Locate the string "calico" in the listing below. Copy every line where it is found.
-- begin MATERIAL SHOWN --
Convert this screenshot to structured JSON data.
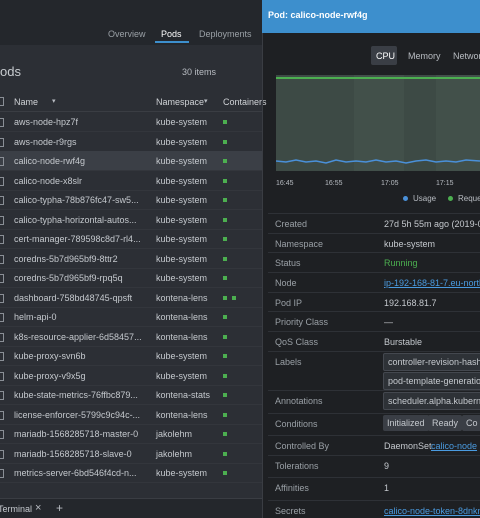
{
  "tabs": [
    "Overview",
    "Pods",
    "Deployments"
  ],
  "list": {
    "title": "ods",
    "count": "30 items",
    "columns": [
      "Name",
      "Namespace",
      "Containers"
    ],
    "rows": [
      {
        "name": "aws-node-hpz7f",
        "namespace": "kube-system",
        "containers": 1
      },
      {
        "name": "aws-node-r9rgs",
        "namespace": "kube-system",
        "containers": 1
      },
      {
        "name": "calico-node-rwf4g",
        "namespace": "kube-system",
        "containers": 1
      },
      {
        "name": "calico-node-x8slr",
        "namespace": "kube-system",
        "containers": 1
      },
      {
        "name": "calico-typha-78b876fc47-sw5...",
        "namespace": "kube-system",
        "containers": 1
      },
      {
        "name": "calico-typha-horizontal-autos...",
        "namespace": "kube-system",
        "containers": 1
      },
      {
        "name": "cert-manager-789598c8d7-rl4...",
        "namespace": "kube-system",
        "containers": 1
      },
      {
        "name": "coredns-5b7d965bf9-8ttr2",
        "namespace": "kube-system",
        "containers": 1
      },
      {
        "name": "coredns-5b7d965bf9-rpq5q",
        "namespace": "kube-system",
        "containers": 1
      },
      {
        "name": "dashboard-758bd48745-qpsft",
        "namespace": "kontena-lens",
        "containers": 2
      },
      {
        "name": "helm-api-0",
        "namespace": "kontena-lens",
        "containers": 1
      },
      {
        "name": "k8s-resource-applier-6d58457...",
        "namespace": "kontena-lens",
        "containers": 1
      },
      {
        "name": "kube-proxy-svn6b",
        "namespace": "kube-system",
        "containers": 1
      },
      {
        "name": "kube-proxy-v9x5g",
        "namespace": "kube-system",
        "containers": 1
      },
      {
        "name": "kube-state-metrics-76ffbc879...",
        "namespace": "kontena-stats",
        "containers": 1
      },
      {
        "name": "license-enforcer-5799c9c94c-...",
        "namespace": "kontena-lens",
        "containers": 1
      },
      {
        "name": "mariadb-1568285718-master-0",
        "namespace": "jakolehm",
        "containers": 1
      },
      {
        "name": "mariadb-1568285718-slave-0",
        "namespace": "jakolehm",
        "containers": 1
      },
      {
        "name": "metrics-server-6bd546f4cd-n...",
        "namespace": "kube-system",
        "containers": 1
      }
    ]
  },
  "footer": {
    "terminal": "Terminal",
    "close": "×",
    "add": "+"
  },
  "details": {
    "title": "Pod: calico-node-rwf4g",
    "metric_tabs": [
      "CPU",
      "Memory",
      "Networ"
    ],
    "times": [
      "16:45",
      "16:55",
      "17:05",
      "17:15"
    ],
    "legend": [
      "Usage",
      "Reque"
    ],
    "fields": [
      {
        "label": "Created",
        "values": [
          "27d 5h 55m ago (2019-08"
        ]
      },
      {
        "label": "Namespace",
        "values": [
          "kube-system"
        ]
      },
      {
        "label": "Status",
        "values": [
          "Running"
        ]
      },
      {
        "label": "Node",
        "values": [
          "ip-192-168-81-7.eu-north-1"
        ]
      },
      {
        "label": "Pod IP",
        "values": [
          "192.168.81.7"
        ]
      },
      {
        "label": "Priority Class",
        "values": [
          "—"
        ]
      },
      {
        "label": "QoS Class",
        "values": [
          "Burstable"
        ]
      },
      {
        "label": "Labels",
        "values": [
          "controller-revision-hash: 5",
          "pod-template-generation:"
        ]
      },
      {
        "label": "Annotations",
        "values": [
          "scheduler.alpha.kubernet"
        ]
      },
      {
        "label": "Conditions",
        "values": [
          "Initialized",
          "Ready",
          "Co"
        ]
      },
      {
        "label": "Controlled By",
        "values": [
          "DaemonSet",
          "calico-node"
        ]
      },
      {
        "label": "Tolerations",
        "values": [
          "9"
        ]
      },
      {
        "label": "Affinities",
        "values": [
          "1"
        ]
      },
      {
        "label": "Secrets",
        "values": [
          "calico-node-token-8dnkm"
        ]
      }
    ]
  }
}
-- end MATERIAL SHOWN --
-- begin MATERIAL SHOWN --
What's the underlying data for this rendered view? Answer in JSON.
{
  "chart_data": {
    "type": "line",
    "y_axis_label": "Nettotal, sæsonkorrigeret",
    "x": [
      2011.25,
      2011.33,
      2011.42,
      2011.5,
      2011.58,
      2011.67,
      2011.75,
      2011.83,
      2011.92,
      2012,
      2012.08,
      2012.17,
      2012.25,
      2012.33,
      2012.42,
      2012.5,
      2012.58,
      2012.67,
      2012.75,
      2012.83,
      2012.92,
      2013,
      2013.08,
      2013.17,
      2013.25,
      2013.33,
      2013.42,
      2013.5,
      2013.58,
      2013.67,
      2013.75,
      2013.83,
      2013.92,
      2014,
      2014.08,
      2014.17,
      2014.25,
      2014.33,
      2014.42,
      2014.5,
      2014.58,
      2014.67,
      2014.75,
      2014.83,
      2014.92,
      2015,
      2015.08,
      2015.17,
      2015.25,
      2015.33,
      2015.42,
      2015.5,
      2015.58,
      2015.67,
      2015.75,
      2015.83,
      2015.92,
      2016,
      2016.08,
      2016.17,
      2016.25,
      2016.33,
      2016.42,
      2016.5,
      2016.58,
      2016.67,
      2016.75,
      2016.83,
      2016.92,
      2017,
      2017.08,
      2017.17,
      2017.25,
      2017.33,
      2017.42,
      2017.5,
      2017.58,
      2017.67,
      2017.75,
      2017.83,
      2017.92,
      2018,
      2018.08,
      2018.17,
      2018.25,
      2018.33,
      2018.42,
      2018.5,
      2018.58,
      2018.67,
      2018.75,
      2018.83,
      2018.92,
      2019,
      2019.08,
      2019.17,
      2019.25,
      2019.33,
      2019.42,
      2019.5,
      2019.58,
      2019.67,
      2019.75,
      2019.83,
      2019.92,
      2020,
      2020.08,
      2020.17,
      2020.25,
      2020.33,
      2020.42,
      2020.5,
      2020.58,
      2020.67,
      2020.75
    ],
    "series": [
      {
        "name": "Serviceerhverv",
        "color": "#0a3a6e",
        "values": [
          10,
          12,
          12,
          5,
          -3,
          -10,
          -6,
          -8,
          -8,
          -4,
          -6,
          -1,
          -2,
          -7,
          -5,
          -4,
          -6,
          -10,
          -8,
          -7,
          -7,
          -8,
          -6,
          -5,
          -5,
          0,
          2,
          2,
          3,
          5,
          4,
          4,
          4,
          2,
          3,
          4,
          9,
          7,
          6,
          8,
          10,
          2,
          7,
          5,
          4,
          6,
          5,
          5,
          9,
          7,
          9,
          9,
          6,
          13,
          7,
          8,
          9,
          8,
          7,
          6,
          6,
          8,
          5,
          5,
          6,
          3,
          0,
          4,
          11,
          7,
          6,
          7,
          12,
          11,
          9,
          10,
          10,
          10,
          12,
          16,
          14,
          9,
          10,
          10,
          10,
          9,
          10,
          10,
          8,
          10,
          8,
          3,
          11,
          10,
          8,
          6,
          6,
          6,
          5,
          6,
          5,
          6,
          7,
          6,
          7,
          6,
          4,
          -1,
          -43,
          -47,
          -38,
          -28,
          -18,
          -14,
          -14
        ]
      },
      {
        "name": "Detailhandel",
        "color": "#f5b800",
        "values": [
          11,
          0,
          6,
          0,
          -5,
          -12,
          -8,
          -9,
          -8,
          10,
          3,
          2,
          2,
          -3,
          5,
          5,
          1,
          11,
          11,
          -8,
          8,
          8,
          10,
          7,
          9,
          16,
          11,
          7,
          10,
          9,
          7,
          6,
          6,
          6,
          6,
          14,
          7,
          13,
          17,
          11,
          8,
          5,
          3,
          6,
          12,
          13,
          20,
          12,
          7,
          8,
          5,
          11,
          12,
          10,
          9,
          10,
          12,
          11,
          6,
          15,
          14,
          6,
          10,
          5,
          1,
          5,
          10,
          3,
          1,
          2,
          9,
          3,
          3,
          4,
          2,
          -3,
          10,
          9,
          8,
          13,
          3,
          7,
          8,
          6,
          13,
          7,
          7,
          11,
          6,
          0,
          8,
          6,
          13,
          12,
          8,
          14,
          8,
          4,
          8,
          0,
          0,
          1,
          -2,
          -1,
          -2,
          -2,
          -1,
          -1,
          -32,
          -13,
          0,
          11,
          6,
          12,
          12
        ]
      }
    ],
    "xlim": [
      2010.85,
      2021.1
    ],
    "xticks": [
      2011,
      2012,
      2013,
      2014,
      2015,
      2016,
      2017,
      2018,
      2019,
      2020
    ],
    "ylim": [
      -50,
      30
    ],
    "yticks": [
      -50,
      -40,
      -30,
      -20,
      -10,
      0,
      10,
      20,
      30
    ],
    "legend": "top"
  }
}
-- end MATERIAL SHOWN --
**RESULT FOR THIS TASK**
        "name": "calico-node-rwf4g",
        "name": "calico-node-x8slr",
        "name": "calico-typha-78b876fc47-sw5...",
        "name": "calico-typha-horizontal-autos...",
    "title": "Pod: calico-node-rwf4g",
          "calico-node"
          "calico-node-token-8dnkm"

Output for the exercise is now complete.